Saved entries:
--*--

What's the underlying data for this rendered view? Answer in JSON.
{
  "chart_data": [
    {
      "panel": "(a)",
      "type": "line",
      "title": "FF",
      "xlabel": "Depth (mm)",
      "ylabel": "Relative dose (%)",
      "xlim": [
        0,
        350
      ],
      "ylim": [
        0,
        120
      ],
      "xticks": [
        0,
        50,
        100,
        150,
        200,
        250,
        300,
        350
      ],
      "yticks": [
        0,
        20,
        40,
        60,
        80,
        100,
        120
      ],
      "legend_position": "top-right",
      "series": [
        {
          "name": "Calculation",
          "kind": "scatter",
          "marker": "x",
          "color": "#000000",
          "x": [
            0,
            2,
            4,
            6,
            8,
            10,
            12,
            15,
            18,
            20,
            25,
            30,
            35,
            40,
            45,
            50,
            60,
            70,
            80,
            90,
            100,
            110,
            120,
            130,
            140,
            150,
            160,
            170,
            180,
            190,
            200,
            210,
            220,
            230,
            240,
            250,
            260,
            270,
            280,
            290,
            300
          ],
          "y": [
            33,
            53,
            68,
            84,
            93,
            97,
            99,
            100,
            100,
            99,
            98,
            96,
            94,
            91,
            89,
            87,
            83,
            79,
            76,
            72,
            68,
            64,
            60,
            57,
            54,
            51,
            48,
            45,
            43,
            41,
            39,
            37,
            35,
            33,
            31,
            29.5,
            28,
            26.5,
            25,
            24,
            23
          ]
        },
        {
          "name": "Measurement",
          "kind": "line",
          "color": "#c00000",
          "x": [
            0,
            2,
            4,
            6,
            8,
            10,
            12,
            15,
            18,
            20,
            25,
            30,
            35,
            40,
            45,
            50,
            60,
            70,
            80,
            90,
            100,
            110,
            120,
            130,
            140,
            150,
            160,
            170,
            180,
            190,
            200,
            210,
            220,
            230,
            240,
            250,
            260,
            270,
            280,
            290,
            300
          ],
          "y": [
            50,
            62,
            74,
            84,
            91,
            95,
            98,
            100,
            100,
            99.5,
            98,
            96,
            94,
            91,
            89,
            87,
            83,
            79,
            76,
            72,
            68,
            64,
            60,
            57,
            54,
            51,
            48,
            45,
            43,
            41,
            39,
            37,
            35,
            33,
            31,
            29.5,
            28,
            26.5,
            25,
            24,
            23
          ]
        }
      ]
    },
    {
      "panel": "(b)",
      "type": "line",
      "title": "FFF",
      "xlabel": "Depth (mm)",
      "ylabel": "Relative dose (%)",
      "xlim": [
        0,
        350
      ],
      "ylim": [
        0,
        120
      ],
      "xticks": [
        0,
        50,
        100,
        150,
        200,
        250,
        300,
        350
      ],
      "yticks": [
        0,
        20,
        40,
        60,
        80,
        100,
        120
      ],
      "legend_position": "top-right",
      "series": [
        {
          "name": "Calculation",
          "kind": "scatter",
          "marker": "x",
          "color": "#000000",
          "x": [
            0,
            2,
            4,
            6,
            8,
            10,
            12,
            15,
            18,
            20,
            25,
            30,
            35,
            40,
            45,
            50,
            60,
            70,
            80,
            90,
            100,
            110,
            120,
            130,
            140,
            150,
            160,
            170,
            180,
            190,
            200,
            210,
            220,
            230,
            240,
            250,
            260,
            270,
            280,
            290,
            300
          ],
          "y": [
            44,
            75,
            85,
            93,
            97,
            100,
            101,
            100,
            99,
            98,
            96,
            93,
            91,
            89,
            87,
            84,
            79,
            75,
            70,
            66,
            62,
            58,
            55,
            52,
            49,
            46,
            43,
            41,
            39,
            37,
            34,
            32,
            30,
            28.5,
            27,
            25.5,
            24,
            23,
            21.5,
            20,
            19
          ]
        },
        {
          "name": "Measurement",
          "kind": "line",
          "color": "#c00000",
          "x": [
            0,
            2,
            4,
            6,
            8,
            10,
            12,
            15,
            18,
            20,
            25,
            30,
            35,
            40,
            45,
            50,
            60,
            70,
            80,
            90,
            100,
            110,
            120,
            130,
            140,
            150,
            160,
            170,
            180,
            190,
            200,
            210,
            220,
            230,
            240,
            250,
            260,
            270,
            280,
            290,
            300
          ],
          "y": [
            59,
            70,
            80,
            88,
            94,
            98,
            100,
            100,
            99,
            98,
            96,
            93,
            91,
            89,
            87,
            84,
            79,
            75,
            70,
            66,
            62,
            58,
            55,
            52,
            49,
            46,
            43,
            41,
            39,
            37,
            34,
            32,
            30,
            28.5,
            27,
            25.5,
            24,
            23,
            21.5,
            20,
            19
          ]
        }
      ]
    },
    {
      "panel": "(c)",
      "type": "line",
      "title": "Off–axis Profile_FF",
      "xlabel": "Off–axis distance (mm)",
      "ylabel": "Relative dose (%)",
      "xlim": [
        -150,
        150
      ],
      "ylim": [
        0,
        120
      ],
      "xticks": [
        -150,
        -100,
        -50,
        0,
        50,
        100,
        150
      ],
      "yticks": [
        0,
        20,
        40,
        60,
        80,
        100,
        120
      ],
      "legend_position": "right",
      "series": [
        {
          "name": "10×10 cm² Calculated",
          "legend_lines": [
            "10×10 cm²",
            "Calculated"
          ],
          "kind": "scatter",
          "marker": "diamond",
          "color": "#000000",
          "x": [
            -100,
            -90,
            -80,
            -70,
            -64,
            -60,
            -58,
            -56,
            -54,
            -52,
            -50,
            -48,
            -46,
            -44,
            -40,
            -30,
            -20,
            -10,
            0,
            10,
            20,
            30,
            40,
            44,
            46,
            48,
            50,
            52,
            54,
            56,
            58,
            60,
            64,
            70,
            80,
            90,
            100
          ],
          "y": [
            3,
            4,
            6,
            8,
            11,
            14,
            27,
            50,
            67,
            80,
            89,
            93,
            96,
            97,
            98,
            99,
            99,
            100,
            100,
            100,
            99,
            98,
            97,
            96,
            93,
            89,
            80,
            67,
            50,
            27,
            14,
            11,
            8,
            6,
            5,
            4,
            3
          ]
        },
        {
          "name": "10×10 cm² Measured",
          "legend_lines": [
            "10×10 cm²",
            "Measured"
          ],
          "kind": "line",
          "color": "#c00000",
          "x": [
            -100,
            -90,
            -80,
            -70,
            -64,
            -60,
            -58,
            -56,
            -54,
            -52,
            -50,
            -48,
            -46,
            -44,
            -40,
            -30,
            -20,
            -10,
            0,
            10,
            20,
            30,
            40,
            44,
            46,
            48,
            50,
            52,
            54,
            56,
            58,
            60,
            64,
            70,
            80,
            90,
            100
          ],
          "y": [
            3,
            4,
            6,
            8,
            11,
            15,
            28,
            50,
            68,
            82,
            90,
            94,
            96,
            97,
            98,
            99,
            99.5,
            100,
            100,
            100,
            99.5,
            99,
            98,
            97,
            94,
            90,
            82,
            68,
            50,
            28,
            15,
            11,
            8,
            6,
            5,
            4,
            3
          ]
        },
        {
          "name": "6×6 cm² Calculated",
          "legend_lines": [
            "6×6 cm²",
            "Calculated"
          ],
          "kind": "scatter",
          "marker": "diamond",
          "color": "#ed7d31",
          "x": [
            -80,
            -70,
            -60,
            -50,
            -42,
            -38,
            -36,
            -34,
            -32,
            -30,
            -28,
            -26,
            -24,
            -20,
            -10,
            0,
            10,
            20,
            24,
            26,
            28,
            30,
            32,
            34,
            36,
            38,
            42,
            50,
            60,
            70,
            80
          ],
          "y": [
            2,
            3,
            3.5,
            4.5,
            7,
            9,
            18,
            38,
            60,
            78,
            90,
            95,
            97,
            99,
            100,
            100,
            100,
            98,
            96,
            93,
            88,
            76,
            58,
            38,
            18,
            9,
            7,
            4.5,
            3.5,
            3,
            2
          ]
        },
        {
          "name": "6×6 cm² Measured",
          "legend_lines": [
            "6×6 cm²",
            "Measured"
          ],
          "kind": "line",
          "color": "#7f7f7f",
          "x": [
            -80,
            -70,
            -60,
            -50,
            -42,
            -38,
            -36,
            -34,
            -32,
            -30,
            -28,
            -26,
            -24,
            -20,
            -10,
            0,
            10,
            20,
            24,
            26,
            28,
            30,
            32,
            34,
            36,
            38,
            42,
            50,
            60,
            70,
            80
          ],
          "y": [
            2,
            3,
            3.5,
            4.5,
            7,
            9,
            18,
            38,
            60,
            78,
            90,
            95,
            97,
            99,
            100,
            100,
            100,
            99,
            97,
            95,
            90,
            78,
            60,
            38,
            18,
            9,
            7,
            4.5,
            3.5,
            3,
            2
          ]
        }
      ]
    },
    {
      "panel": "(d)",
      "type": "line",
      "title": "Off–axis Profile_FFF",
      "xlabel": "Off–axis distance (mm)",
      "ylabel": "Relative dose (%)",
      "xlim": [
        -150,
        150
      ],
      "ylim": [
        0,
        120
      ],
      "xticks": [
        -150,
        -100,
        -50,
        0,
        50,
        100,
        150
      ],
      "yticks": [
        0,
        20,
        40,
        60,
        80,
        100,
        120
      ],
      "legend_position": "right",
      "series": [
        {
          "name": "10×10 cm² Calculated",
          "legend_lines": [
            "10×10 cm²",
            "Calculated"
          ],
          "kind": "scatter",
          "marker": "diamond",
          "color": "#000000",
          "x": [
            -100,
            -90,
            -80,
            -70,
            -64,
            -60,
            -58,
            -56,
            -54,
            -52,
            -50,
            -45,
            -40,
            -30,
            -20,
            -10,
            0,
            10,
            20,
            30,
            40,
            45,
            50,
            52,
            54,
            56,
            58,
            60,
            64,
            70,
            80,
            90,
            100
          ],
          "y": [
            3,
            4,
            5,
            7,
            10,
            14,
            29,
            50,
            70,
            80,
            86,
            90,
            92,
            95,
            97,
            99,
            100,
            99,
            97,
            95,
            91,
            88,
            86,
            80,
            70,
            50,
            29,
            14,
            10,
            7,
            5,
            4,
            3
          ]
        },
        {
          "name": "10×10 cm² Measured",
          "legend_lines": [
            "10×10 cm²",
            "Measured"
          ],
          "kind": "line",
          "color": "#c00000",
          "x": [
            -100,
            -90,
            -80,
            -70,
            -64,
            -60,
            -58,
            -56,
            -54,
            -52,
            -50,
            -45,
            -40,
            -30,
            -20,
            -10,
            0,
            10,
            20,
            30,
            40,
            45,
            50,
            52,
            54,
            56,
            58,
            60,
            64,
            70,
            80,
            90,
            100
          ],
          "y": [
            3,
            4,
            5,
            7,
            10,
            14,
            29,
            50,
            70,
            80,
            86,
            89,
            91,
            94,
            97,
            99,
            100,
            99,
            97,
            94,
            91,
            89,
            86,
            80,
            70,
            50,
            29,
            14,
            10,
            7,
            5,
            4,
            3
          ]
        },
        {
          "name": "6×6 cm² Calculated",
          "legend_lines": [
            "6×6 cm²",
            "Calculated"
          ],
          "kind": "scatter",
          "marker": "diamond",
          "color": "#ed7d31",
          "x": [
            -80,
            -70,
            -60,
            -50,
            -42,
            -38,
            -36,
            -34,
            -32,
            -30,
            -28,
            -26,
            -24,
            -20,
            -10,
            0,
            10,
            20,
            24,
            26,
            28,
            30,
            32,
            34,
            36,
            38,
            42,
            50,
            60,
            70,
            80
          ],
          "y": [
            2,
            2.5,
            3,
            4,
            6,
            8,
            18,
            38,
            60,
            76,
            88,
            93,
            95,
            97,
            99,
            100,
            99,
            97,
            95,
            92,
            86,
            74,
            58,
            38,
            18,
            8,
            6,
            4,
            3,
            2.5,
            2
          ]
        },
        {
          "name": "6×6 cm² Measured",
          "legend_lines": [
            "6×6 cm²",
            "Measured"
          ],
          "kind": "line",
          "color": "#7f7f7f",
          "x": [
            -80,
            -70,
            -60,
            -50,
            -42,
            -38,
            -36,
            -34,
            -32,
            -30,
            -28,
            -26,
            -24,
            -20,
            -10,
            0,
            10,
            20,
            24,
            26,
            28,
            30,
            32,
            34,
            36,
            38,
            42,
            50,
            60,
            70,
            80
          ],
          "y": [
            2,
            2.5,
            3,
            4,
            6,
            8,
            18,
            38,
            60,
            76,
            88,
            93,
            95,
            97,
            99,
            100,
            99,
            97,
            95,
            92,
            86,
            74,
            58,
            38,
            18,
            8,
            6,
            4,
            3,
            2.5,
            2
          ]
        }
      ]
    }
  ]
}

--*--

How many lines of the entries above hold the string "title"? Reply with the number alone.

4